* _Exercise directions_: Could you write out every record below exactly, leaving out any pictures?

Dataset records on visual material
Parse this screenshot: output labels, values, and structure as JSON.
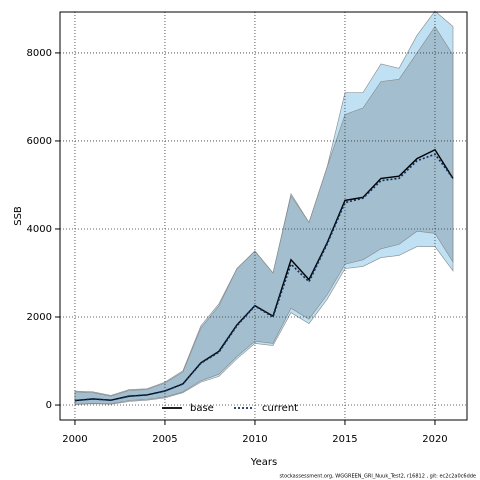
{
  "chart_data": {
    "type": "line",
    "x_label": "Years",
    "y_label": "SSB",
    "footnote": "stockassessment.org, WGGREEN_GRl_Nuuk_Test2, r16812 , git: ec2c2a0c6dde",
    "x": [
      2000,
      2001,
      2002,
      2003,
      2004,
      2005,
      2006,
      2007,
      2008,
      2009,
      2010,
      2011,
      2012,
      2013,
      2014,
      2015,
      2016,
      2017,
      2018,
      2019,
      2020,
      2021
    ],
    "xlim": [
      1999.17,
      2021.78
    ],
    "xticks": [
      2000,
      2005,
      2010,
      2015,
      2020
    ],
    "ylim": [
      -340,
      8930
    ],
    "yticks": [
      0,
      2000,
      4000,
      6000,
      8000
    ],
    "grid": true,
    "series": [
      {
        "name": "current",
        "color": "#0d2f5e",
        "band_color": "#bfe1f3",
        "dash": true,
        "values": [
          100,
          140,
          110,
          200,
          230,
          320,
          480,
          950,
          1200,
          1800,
          2250,
          2000,
          3200,
          2800,
          3650,
          4600,
          4700,
          5100,
          5150,
          5550,
          5700,
          5150
        ],
        "lower": [
          10,
          30,
          20,
          80,
          110,
          160,
          280,
          520,
          650,
          1050,
          1400,
          1350,
          2100,
          1850,
          2400,
          3100,
          3150,
          3350,
          3400,
          3600,
          3600,
          3050
        ],
        "upper": [
          320,
          300,
          220,
          350,
          370,
          520,
          780,
          1800,
          2300,
          3100,
          3500,
          3000,
          4750,
          4150,
          5400,
          7100,
          7100,
          7750,
          7650,
          8400,
          8950,
          8600
        ]
      },
      {
        "name": "base",
        "color": "#000000",
        "band_color": "#8aa3b0",
        "dash": false,
        "values": [
          100,
          140,
          110,
          200,
          230,
          320,
          480,
          960,
          1220,
          1820,
          2260,
          2020,
          3300,
          2850,
          3680,
          4650,
          4720,
          5150,
          5200,
          5600,
          5800,
          5150
        ],
        "lower": [
          20,
          40,
          30,
          100,
          130,
          180,
          300,
          550,
          700,
          1100,
          1450,
          1400,
          2200,
          1950,
          2500,
          3200,
          3300,
          3550,
          3650,
          3950,
          3900,
          3250
        ],
        "upper": [
          300,
          280,
          200,
          330,
          350,
          500,
          750,
          1750,
          2250,
          3100,
          3500,
          3000,
          4800,
          4150,
          5400,
          6600,
          6750,
          7350,
          7400,
          8000,
          8600,
          7950
        ]
      }
    ],
    "legend_order": [
      1,
      0
    ]
  }
}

* _The result_:
Parse this screenshot: output labels, values, and structure as JSON.
{
  "chart_data": {
    "type": "line",
    "x_label": "Years",
    "y_label": "SSB",
    "footnote": "stockassessment.org, WGGREEN_GRl_Nuuk_Test2, r16812 , git: ec2c2a0c6dde",
    "x": [
      2000,
      2001,
      2002,
      2003,
      2004,
      2005,
      2006,
      2007,
      2008,
      2009,
      2010,
      2011,
      2012,
      2013,
      2014,
      2015,
      2016,
      2017,
      2018,
      2019,
      2020,
      2021
    ],
    "xlim": [
      1999.17,
      2021.78
    ],
    "xticks": [
      2000,
      2005,
      2010,
      2015,
      2020
    ],
    "ylim": [
      -340,
      8930
    ],
    "yticks": [
      0,
      2000,
      4000,
      6000,
      8000
    ],
    "grid": true,
    "series": [
      {
        "name": "current",
        "color": "#0d2f5e",
        "band_color": "#bfe1f3",
        "dash": true,
        "values": [
          100,
          140,
          110,
          200,
          230,
          320,
          480,
          950,
          1200,
          1800,
          2250,
          2000,
          3200,
          2800,
          3650,
          4600,
          4700,
          5100,
          5150,
          5550,
          5700,
          5150
        ],
        "lower": [
          10,
          30,
          20,
          80,
          110,
          160,
          280,
          520,
          650,
          1050,
          1400,
          1350,
          2100,
          1850,
          2400,
          3100,
          3150,
          3350,
          3400,
          3600,
          3600,
          3050
        ],
        "upper": [
          320,
          300,
          220,
          350,
          370,
          520,
          780,
          1800,
          2300,
          3100,
          3500,
          3000,
          4750,
          4150,
          5400,
          7100,
          7100,
          7750,
          7650,
          8400,
          8950,
          8600
        ]
      },
      {
        "name": "base",
        "color": "#000000",
        "band_color": "#8aa3b0",
        "dash": false,
        "values": [
          100,
          140,
          110,
          200,
          230,
          320,
          480,
          960,
          1220,
          1820,
          2260,
          2020,
          3300,
          2850,
          3680,
          4650,
          4720,
          5150,
          5200,
          5600,
          5800,
          5150
        ],
        "lower": [
          20,
          40,
          30,
          100,
          130,
          180,
          300,
          550,
          700,
          1100,
          1450,
          1400,
          2200,
          1950,
          2500,
          3200,
          3300,
          3550,
          3650,
          3950,
          3900,
          3250
        ],
        "upper": [
          300,
          280,
          200,
          330,
          350,
          500,
          750,
          1750,
          2250,
          3100,
          3500,
          3000,
          4800,
          4150,
          5400,
          6600,
          6750,
          7350,
          7400,
          8000,
          8600,
          7950
        ]
      }
    ],
    "legend_order": [
      1,
      0
    ]
  }
}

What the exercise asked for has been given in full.